Write the material out again exactly.

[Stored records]
*-*-*

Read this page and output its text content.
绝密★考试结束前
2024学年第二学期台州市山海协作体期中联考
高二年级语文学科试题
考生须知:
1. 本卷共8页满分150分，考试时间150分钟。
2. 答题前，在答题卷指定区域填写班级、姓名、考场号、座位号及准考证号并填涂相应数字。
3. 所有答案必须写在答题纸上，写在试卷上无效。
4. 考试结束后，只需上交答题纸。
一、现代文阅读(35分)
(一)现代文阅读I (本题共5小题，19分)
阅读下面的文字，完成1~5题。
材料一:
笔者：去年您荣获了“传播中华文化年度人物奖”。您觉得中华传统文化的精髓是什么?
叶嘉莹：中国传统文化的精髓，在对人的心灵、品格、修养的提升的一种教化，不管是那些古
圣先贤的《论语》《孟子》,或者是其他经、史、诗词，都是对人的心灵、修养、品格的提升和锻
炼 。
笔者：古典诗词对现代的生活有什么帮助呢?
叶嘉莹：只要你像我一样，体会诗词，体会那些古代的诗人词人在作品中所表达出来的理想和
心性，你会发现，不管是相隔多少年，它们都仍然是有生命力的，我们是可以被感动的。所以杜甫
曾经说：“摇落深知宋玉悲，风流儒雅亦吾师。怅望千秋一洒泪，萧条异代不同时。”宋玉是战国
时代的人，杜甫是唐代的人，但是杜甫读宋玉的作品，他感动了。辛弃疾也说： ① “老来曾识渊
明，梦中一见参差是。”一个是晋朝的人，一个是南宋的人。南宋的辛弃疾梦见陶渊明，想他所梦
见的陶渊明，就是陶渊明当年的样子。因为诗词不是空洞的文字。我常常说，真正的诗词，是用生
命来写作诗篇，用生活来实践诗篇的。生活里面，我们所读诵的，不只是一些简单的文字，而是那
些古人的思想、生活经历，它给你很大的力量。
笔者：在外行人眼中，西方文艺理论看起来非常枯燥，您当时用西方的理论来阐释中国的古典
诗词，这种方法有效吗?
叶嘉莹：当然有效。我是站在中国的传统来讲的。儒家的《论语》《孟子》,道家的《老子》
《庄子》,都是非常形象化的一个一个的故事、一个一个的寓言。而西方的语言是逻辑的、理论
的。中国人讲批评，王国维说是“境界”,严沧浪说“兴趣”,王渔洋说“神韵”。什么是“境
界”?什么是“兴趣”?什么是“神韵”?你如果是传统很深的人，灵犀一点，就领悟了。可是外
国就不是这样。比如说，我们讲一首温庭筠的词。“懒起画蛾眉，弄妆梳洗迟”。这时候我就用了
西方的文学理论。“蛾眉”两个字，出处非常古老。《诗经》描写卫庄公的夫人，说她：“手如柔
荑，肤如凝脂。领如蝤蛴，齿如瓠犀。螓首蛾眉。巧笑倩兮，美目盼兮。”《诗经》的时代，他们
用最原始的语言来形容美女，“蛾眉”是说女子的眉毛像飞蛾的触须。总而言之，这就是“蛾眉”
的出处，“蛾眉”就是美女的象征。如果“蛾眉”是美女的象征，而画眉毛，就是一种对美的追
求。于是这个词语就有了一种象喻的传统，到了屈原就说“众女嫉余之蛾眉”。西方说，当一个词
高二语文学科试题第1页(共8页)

*-*-*

Task response>
Read this page and output its text content.
绝密★考试结束前
2024学年第二学期台州市山海协作体期中联考
高二年级语文学科试题
考生须知:
1. 本卷共8页满分150分，考试时间150分钟。
2. 答题前，在答题卷指定区域填写班级、姓名、考场号、座位号及准考证号并填涂相应数字。
3. 所有答案必须写在答题纸上，写在试卷上无效。
4. 考试结束后，只需上交答题纸。
一、现代文阅读(35分)
(一)现代文阅读I (本题共5小题，19分)
阅读下面的文字，完成1~5题。
材料一:
笔者：去年您荣获了“传播中华文化年度人物奖”。您觉得中华传统文化的精髓是什么?
叶嘉莹：中国传统文化的精髓，在对人的心灵、品格、修养的提升的一种教化，不管是那些古
圣先贤的《论语》《孟子》,或者是其他经、史、诗词，都是对人的心灵、修养、品格的提升和锻
炼 。
笔者：古典诗词对现代的生活有什么帮助呢?
叶嘉莹：只要你像我一样，体会诗词，体会那些古代的诗人词人在作品中所表达出来的理想和
心性，你会发现，不管是相隔多少年，它们都仍然是有生命力的，我们是可以被感动的。所以杜甫
曾经说：“摇落深知宋玉悲，风流儒雅亦吾师。怅望千秋一洒泪，萧条异代不同时。”宋玉是战国
时代的人，杜甫是唐代的人，但是杜甫读宋玉的作品，他感动了。辛弃疾也说： ① “老来曾识渊
明，梦中一见参差是。”一个是晋朝的人，一个是南宋的人。南宋的辛弃疾梦见陶渊明，想他所梦
见的陶渊明，就是陶渊明当年的样子。因为诗词不是空洞的文字。我常常说，真正的诗词，是用生
命来写作诗篇，用生活来实践诗篇的。生活里面，我们所读诵的，不只是一些简单的文字，而是那
些古人的思想、生活经历，它给你很大的力量。
笔者：在外行人眼中，西方文艺理论看起来非常枯燥，您当时用西方的理论来阐释中国的古典
诗词，这种方法有效吗?
叶嘉莹：当然有效。我是站在中国的传统来讲的。儒家的《论语》《孟子》,道家的《老子》
《庄子》,都是非常形象化的一个一个的故事、一个一个的寓言。而西方的语言是逻辑的、理论
的。中国人讲批评，王国维说是“境界”,严沧浪说“兴趣”,王渔洋说“神韵”。什么是“境
界”?什么是“兴趣”?什么是“神韵”?你如果是传统很深的人，灵犀一点，就领悟了。可是外
国就不是这样。比如说，我们讲一首温庭筠的词。“懒起画蛾眉，弄妆梳洗迟”。这时候我就用了
西方的文学理论。“蛾眉”两个字，出处非常古老。《诗经》描写卫庄公的夫人，说她：“手如柔
荑，肤如凝脂。领如蝤蛴，齿如瓠犀。螓首蛾眉。巧笑倩兮，美目盼兮。”《诗经》的时代，他们
用最原始的语言来形容美女，“蛾眉”是说女子的眉毛像飞蛾的触须。总而言之，这就是“蛾眉”
的出处，“蛾眉”就是美女的象征。如果“蛾眉”是美女的象征，而画眉毛，就是一种对美的追
求。于是这个词语就有了一种象喻的传统，到了屈原就说“众女嫉余之蛾眉”。西方说，当一个词
高二语文学科试题第1页(共8页)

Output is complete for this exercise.